• TASK BRIEF
Copy out the data below verbatim.

[Records from a data collection]
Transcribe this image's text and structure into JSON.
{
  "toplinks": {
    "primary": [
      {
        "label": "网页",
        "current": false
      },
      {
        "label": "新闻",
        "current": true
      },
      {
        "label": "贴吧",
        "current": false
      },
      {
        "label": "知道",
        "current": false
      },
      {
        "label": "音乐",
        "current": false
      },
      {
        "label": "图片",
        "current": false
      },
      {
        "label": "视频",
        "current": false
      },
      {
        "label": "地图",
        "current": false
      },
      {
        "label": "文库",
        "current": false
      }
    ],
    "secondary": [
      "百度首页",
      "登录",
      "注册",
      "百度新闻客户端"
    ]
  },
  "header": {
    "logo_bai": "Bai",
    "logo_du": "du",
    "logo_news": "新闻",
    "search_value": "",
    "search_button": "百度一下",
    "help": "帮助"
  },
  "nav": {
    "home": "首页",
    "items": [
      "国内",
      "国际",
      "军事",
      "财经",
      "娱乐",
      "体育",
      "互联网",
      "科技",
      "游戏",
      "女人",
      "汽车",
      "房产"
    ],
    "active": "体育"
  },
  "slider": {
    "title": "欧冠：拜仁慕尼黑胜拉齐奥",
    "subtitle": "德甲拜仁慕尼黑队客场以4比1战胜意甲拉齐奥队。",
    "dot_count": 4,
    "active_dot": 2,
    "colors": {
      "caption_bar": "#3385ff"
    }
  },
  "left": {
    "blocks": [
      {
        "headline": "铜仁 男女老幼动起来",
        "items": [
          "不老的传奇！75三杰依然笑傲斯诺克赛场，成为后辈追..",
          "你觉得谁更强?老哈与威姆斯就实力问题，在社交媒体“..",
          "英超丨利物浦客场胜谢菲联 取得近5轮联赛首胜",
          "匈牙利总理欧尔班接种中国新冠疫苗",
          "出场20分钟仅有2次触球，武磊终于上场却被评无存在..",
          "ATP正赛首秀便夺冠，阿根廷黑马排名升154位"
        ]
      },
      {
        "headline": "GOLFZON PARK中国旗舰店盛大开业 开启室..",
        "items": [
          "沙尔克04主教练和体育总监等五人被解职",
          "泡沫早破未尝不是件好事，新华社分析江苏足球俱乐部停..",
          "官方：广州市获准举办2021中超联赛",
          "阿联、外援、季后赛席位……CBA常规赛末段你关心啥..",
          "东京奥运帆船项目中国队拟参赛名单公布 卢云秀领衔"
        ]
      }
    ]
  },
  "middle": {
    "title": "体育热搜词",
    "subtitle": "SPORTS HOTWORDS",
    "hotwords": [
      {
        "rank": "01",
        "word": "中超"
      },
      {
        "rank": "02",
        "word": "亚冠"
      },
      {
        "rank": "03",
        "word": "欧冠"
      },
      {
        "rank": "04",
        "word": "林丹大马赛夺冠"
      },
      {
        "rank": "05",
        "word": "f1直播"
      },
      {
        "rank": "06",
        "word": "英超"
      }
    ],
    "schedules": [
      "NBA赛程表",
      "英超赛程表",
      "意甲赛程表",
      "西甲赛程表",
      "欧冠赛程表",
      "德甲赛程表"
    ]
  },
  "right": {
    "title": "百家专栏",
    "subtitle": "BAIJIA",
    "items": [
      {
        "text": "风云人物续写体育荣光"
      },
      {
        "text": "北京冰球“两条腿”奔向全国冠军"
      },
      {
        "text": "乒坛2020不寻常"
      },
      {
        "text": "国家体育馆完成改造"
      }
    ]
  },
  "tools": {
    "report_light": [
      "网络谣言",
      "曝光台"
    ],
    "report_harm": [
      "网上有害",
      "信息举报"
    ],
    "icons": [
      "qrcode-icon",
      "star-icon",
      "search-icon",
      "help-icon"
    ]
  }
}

• EXPECTED ANSWER
Transcribe this image's text and structure into JSON.
{
  "toplinks": {
    "primary": [
      {
        "label": "网页",
        "current": false
      },
      {
        "label": "新闻",
        "current": true
      },
      {
        "label": "贴吧",
        "current": false
      },
      {
        "label": "知道",
        "current": false
      },
      {
        "label": "音乐",
        "current": false
      },
      {
        "label": "图片",
        "current": false
      },
      {
        "label": "视频",
        "current": false
      },
      {
        "label": "地图",
        "current": false
      },
      {
        "label": "文库",
        "current": false
      }
    ],
    "secondary": [
      "百度首页",
      "登录",
      "注册",
      "百度新闻客户端"
    ]
  },
  "header": {
    "logo_bai": "Bai",
    "logo_du": "du",
    "logo_news": "新闻",
    "search_value": "",
    "search_button": "百度一下",
    "help": "帮助"
  },
  "nav": {
    "home": "首页",
    "items": [
      "国内",
      "国际",
      "军事",
      "财经",
      "娱乐",
      "体育",
      "互联网",
      "科技",
      "游戏",
      "女人",
      "汽车",
      "房产"
    ],
    "active": "体育"
  },
  "slider": {
    "title": "欧冠：拜仁慕尼黑胜拉齐奥",
    "subtitle": "德甲拜仁慕尼黑队客场以4比1战胜意甲拉齐奥队。",
    "dot_count": 4,
    "active_dot": 2,
    "colors": {
      "caption_bar": "#3385ff"
    }
  },
  "left": {
    "blocks": [
      {
        "headline": "铜仁 男女老幼动起来",
        "items": [
          "不老的传奇！75三杰依然笑傲斯诺克赛场，成为后辈追..",
          "你觉得谁更强?老哈与威姆斯就实力问题，在社交媒体“..",
          "英超丨利物浦客场胜谢菲联 取得近5轮联赛首胜",
          "匈牙利总理欧尔班接种中国新冠疫苗",
          "出场20分钟仅有2次触球，武磊终于上场却被评无存在..",
          "ATP正赛首秀便夺冠，阿根廷黑马排名升154位"
        ]
      },
      {
        "headline": "GOLFZON PARK中国旗舰店盛大开业 开启室..",
        "items": [
          "沙尔克04主教练和体育总监等五人被解职",
          "泡沫早破未尝不是件好事，新华社分析江苏足球俱乐部停..",
          "官方：广州市获准举办2021中超联赛",
          "阿联、外援、季后赛席位……CBA常规赛末段你关心啥..",
          "东京奥运帆船项目中国队拟参赛名单公布 卢云秀领衔"
        ]
      }
    ]
  },
  "middle": {
    "title": "体育热搜词",
    "subtitle": "SPORTS HOTWORDS",
    "hotwords": [
      {
        "rank": "01",
        "word": "中超"
      },
      {
        "rank": "02",
        "word": "亚冠"
      },
      {
        "rank": "03",
        "word": "欧冠"
      },
      {
        "rank": "04",
        "word": "林丹大马赛夺冠"
      },
      {
        "rank": "05",
        "word": "f1直播"
      },
      {
        "rank": "06",
        "word": "英超"
      }
    ],
    "schedules": [
      "NBA赛程表",
      "英超赛程表",
      "意甲赛程表",
      "西甲赛程表",
      "欧冠赛程表",
      "德甲赛程表"
    ]
  },
  "right": {
    "title": "百家专栏",
    "subtitle": "BAIJIA",
    "items": [
      {
        "text": "风云人物续写体育荣光"
      },
      {
        "text": "北京冰球“两条腿”奔向全国冠军"
      },
      {
        "text": "乒坛2020不寻常"
      },
      {
        "text": "国家体育馆完成改造"
      }
    ]
  },
  "tools": {
    "report_light": [
      "网络谣言",
      "曝光台"
    ],
    "report_harm": [
      "网上有害",
      "信息举报"
    ],
    "icons": [
      "qrcode-icon",
      "star-icon",
      "search-icon",
      "help-icon"
    ]
  }
}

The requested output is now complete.